**PROVIDED ENTRIES**
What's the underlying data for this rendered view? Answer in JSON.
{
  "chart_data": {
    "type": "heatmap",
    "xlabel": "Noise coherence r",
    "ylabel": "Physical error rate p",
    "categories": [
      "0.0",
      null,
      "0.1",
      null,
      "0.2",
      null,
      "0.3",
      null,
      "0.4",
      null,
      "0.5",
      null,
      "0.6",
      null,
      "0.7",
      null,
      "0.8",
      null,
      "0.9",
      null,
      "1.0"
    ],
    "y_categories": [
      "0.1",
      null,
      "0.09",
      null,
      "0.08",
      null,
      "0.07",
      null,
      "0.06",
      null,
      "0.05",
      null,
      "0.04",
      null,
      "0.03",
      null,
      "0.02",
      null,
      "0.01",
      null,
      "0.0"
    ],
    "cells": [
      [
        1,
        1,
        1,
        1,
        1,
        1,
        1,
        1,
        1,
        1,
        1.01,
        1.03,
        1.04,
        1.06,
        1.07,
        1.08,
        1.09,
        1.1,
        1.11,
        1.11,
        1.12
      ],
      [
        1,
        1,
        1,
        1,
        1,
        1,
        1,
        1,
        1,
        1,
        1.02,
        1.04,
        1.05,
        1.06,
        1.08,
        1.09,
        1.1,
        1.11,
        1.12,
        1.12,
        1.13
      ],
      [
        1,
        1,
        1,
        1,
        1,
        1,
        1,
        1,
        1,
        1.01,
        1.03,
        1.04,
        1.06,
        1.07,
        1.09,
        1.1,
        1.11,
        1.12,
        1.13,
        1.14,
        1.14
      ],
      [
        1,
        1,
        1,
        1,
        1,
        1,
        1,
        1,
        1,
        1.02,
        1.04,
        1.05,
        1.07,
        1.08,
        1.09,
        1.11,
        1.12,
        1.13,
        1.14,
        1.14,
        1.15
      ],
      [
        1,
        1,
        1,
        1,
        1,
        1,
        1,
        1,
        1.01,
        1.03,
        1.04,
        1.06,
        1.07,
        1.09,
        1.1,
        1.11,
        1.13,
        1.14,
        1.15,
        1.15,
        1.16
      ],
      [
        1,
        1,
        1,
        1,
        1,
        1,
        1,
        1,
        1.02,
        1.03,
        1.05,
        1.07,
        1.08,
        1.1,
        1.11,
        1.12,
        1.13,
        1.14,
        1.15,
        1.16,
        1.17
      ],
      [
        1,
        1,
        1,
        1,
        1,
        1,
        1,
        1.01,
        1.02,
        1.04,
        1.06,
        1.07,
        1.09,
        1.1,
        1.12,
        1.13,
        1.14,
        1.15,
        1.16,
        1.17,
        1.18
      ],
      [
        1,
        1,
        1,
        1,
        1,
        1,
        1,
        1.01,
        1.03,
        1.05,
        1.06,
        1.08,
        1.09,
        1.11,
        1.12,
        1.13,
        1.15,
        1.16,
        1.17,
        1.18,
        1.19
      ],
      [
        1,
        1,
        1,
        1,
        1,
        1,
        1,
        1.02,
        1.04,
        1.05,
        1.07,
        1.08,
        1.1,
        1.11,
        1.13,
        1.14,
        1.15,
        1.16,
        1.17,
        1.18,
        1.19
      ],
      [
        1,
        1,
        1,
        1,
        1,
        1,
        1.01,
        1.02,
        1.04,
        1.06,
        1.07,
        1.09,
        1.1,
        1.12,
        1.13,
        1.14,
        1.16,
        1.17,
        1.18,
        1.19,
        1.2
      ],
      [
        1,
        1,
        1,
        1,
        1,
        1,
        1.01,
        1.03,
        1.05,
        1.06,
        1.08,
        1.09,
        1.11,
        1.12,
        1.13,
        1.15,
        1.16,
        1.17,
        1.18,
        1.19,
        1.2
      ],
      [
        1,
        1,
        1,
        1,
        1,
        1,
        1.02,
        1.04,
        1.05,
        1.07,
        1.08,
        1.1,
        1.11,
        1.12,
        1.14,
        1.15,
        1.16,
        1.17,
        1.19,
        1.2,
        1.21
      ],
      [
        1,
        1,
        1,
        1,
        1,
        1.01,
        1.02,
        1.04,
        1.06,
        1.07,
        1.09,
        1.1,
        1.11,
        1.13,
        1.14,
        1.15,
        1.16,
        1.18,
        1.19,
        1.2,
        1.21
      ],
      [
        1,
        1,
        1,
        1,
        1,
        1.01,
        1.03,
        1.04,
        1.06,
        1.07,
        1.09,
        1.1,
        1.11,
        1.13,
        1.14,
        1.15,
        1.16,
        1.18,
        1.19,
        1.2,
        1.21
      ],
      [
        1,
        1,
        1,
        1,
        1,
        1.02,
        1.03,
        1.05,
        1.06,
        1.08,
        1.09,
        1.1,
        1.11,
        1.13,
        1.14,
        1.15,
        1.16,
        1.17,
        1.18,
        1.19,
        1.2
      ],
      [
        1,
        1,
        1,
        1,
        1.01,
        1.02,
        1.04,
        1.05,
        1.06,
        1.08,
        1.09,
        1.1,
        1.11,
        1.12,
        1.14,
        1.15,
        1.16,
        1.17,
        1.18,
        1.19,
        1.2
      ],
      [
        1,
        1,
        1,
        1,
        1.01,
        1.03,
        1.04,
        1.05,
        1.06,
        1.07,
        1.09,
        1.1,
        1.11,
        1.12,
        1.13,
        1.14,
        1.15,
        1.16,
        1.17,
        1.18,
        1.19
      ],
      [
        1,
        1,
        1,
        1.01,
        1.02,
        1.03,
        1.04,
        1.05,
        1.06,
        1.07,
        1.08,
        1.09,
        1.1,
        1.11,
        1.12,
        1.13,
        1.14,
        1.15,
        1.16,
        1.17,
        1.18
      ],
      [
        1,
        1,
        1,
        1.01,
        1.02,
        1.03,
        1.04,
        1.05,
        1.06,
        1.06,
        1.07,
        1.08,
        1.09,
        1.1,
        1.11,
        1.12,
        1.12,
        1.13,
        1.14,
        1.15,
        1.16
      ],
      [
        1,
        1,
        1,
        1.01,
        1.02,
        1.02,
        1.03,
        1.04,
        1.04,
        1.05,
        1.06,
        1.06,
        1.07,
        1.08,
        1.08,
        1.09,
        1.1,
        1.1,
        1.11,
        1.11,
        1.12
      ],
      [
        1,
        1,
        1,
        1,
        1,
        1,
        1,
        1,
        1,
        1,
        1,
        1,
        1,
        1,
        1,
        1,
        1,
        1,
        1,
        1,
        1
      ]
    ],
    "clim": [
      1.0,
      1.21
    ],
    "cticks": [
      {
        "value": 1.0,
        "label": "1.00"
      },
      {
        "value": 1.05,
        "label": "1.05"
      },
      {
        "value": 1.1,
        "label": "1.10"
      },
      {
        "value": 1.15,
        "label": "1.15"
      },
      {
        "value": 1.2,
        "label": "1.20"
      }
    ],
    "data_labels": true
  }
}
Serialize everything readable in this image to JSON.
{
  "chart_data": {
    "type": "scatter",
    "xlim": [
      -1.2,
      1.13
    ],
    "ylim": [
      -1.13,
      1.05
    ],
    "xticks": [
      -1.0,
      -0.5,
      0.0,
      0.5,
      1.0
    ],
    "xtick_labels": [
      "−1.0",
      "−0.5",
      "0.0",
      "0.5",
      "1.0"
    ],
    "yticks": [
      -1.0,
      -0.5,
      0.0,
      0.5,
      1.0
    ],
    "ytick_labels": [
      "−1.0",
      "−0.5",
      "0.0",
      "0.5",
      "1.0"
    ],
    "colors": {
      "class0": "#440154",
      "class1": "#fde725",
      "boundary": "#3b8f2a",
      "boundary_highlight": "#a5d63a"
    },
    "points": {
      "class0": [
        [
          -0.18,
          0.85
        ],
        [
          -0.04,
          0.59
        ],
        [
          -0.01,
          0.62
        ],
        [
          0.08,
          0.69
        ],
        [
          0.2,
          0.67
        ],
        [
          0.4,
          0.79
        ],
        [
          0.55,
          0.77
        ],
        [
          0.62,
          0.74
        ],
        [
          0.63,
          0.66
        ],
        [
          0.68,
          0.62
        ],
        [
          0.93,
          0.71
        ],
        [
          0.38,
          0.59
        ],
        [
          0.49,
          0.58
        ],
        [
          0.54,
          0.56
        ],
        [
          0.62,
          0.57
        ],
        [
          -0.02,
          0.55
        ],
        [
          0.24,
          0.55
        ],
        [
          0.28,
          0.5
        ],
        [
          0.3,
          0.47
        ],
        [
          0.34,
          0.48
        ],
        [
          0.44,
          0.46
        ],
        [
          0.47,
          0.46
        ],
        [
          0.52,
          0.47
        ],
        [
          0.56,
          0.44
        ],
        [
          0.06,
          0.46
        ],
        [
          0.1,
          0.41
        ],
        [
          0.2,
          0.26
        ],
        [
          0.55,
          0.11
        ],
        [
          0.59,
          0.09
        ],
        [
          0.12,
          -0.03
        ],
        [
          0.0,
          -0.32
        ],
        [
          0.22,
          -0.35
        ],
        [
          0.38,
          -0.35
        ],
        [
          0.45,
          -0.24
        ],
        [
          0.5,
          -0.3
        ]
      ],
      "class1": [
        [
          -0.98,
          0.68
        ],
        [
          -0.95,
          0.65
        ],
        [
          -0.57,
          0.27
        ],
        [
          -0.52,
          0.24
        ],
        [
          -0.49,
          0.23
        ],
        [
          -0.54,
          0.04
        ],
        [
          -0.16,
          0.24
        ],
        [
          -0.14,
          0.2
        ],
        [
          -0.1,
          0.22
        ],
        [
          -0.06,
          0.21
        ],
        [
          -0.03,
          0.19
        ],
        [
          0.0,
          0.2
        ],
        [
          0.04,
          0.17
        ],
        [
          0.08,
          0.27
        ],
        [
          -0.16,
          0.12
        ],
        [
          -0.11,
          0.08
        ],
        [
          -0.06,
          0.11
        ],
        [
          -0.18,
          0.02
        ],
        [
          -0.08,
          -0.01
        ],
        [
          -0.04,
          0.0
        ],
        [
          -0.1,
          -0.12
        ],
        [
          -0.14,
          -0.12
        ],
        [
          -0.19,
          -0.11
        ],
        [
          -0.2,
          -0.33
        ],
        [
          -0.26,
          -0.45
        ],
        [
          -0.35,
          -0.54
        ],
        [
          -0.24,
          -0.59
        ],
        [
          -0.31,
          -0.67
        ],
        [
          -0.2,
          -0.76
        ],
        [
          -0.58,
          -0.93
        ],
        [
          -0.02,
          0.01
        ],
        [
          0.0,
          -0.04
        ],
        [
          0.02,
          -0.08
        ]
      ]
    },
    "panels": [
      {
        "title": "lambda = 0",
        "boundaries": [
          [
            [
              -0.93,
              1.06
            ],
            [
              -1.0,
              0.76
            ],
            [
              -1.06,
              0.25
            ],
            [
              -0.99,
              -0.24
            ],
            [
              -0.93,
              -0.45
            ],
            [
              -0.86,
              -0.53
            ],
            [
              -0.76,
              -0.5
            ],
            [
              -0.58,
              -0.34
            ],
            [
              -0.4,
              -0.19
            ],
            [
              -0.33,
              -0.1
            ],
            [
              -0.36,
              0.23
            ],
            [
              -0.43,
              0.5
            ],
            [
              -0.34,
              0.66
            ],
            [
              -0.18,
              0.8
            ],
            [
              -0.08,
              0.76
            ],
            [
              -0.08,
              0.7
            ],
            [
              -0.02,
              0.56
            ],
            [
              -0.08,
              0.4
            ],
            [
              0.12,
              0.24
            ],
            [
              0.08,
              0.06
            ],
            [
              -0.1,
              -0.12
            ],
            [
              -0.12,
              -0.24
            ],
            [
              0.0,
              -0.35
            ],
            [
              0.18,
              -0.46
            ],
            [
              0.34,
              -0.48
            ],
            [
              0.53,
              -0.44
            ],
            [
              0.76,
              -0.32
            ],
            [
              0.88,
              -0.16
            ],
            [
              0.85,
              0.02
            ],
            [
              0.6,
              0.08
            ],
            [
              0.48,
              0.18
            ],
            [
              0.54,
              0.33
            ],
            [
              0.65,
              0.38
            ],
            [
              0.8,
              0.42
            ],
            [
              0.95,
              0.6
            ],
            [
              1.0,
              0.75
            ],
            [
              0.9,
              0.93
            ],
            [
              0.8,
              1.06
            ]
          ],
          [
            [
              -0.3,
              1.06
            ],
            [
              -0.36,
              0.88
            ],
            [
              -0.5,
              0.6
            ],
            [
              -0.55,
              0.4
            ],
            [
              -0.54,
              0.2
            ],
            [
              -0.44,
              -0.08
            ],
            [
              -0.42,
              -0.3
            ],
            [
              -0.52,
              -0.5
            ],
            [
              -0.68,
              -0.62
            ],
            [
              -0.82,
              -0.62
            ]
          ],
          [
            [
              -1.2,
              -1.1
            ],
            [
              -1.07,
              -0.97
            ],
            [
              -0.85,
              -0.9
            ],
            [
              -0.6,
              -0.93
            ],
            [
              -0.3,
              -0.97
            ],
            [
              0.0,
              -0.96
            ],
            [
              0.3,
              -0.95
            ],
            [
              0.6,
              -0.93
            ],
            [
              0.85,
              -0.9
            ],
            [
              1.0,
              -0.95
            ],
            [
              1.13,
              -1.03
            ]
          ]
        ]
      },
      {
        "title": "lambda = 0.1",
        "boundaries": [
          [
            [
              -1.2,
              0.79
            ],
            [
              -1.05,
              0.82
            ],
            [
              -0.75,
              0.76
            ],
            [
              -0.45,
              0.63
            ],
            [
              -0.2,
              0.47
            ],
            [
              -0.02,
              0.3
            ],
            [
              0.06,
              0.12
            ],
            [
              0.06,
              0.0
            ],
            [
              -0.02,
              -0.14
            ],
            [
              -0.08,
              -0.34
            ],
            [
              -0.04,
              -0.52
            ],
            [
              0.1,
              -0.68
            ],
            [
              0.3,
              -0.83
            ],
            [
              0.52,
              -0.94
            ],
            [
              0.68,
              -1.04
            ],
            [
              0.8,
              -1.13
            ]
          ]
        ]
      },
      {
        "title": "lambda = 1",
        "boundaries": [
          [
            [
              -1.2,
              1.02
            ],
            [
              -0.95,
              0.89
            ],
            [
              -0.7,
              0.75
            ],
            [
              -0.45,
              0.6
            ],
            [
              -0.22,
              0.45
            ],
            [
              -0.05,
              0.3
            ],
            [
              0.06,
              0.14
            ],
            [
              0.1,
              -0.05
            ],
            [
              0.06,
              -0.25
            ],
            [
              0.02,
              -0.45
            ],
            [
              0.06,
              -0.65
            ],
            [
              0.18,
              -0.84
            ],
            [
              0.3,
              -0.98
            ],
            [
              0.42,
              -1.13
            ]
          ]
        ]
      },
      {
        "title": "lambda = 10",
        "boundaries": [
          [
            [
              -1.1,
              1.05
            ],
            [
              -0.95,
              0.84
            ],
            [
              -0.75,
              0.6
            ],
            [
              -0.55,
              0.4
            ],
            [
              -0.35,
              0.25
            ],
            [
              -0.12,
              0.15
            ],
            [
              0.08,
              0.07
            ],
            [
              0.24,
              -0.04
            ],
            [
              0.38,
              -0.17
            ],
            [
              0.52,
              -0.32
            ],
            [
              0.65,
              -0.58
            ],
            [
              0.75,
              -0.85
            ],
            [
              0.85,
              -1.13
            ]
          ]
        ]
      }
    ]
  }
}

**DIRECTION**
Pull out every line above that holds the word "lambda".

**COMPLETE RESPONSE**
        "title": "lambda = 0",
        "title": "lambda = 0.1",
        "title": "lambda = 1",
        "title": "lambda = 10",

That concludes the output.